[Data for processing]
begin
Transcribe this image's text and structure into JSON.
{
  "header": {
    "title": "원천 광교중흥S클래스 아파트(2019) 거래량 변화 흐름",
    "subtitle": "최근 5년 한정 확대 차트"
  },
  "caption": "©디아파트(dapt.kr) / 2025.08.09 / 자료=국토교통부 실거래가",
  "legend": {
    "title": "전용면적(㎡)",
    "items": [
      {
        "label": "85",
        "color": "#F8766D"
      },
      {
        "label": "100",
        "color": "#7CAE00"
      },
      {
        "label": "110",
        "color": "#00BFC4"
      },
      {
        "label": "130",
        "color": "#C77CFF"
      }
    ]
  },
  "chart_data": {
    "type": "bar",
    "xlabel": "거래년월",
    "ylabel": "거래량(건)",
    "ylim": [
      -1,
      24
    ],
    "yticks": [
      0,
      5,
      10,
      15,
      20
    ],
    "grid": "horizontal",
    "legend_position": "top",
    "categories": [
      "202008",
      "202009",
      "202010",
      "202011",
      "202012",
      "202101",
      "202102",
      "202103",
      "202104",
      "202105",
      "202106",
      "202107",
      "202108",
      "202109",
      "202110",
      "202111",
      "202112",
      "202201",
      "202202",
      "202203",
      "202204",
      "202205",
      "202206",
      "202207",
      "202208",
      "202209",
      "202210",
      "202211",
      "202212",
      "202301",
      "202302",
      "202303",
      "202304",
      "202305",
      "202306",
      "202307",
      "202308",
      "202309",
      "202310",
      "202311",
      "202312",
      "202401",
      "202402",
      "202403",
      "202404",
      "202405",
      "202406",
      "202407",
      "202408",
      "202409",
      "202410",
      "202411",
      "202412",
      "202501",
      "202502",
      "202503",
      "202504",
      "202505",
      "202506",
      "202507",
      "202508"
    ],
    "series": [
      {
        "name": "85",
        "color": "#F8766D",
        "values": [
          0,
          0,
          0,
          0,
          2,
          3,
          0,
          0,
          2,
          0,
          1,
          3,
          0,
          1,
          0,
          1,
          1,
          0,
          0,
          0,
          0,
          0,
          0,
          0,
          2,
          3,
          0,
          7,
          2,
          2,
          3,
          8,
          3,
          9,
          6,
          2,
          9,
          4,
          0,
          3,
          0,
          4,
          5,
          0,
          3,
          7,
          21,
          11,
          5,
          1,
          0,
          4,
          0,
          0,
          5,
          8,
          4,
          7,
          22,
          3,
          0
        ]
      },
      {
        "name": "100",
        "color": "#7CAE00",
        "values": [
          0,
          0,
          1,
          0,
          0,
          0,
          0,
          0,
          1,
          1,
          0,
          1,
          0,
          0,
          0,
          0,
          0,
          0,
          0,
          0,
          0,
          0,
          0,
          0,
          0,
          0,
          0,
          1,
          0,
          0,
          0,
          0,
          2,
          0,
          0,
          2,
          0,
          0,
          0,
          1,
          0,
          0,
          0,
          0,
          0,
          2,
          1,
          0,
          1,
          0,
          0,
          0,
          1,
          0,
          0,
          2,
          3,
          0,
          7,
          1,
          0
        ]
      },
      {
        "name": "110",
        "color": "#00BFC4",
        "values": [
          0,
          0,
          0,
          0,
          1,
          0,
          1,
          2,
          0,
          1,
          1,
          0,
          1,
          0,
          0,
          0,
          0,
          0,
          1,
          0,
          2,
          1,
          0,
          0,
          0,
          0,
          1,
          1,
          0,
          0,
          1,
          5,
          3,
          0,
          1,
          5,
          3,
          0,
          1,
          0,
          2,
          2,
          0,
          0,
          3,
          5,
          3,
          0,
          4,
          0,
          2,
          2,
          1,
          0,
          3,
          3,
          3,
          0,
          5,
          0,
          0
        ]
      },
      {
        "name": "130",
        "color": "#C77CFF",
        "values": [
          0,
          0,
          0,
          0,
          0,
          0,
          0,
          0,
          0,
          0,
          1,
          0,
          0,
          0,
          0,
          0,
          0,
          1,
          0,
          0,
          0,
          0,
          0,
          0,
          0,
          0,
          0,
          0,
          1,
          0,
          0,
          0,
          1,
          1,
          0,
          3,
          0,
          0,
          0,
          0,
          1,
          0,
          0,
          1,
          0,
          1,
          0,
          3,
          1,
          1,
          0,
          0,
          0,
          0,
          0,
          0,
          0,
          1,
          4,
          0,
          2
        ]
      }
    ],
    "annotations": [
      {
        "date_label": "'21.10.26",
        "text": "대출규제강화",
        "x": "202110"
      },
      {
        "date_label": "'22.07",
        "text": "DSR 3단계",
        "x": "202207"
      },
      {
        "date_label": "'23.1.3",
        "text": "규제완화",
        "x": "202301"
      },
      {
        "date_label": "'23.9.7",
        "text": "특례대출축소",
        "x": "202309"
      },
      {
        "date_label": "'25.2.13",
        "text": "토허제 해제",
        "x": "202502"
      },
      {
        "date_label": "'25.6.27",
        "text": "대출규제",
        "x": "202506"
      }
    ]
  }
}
end
Read the entries and select each line where the word "text" is found.

[The result]
Transcribe this image's text and structure into JSON.
        "text": "대출규제강화",
        "text": "DSR 3단계",
        "text": "규제완화",
        "text": "특례대출축소",
        "text": "토허제 해제",
        "text": "대출규제",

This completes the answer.